[Stored items]
*****

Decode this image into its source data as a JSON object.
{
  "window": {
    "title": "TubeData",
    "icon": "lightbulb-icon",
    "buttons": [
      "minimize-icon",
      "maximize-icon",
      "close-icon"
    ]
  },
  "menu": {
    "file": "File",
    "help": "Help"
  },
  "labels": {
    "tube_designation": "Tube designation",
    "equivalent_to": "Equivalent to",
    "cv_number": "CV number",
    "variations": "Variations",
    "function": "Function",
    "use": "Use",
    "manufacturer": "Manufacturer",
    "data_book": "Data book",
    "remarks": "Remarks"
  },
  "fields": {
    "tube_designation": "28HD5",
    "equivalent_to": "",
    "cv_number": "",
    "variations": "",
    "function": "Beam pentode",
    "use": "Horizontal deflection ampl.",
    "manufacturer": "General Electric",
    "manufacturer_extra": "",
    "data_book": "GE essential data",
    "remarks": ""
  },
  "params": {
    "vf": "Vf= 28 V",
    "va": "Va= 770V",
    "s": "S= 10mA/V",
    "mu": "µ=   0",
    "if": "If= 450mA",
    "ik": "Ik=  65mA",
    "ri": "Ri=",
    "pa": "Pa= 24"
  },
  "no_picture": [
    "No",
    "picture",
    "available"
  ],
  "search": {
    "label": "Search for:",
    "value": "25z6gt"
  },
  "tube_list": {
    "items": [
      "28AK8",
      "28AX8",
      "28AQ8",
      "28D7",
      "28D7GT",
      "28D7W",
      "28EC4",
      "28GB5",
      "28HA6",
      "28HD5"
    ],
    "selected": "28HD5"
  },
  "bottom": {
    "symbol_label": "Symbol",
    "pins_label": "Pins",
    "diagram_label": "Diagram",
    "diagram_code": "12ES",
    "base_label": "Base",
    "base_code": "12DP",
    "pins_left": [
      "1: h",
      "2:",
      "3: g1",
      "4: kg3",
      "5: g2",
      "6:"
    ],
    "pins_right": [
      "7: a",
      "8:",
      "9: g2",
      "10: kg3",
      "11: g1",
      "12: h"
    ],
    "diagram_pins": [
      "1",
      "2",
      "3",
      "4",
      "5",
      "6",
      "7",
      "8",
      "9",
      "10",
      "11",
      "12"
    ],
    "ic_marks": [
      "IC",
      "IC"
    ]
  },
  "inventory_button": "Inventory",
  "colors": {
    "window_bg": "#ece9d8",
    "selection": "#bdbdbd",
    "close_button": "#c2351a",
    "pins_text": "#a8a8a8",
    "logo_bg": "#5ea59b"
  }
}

*****

### Your objective
Send back each record exactly as it stands.

### Written reply
Decode this image into its source data as a JSON object.
{
  "window": {
    "title": "TubeData",
    "icon": "lightbulb-icon",
    "buttons": [
      "minimize-icon",
      "maximize-icon",
      "close-icon"
    ]
  },
  "menu": {
    "file": "File",
    "help": "Help"
  },
  "labels": {
    "tube_designation": "Tube designation",
    "equivalent_to": "Equivalent to",
    "cv_number": "CV number",
    "variations": "Variations",
    "function": "Function",
    "use": "Use",
    "manufacturer": "Manufacturer",
    "data_book": "Data book",
    "remarks": "Remarks"
  },
  "fields": {
    "tube_designation": "28HD5",
    "equivalent_to": "",
    "cv_number": "",
    "variations": "",
    "function": "Beam pentode",
    "use": "Horizontal deflection ampl.",
    "manufacturer": "General Electric",
    "manufacturer_extra": "",
    "data_book": "GE essential data",
    "remarks": ""
  },
  "params": {
    "vf": "Vf= 28 V",
    "va": "Va= 770V",
    "s": "S= 10mA/V",
    "mu": "µ=   0",
    "if": "If= 450mA",
    "ik": "Ik=  65mA",
    "ri": "Ri=",
    "pa": "Pa= 24"
  },
  "no_picture": [
    "No",
    "picture",
    "available"
  ],
  "search": {
    "label": "Search for:",
    "value": "25z6gt"
  },
  "tube_list": {
    "items": [
      "28AK8",
      "28AX8",
      "28AQ8",
      "28D7",
      "28D7GT",
      "28D7W",
      "28EC4",
      "28GB5",
      "28HA6",
      "28HD5"
    ],
    "selected": "28HD5"
  },
  "bottom": {
    "symbol_label": "Symbol",
    "pins_label": "Pins",
    "diagram_label": "Diagram",
    "diagram_code": "12ES",
    "base_label": "Base",
    "base_code": "12DP",
    "pins_left": [
      "1: h",
      "2:",
      "3: g1",
      "4: kg3",
      "5: g2",
      "6:"
    ],
    "pins_right": [
      "7: a",
      "8:",
      "9: g2",
      "10: kg3",
      "11: g1",
      "12: h"
    ],
    "diagram_pins": [
      "1",
      "2",
      "3",
      "4",
      "5",
      "6",
      "7",
      "8",
      "9",
      "10",
      "11",
      "12"
    ],
    "ic_marks": [
      "IC",
      "IC"
    ]
  },
  "inventory_button": "Inventory",
  "colors": {
    "window_bg": "#ece9d8",
    "selection": "#bdbdbd",
    "close_button": "#c2351a",
    "pins_text": "#a8a8a8",
    "logo_bg": "#5ea59b"
  }
}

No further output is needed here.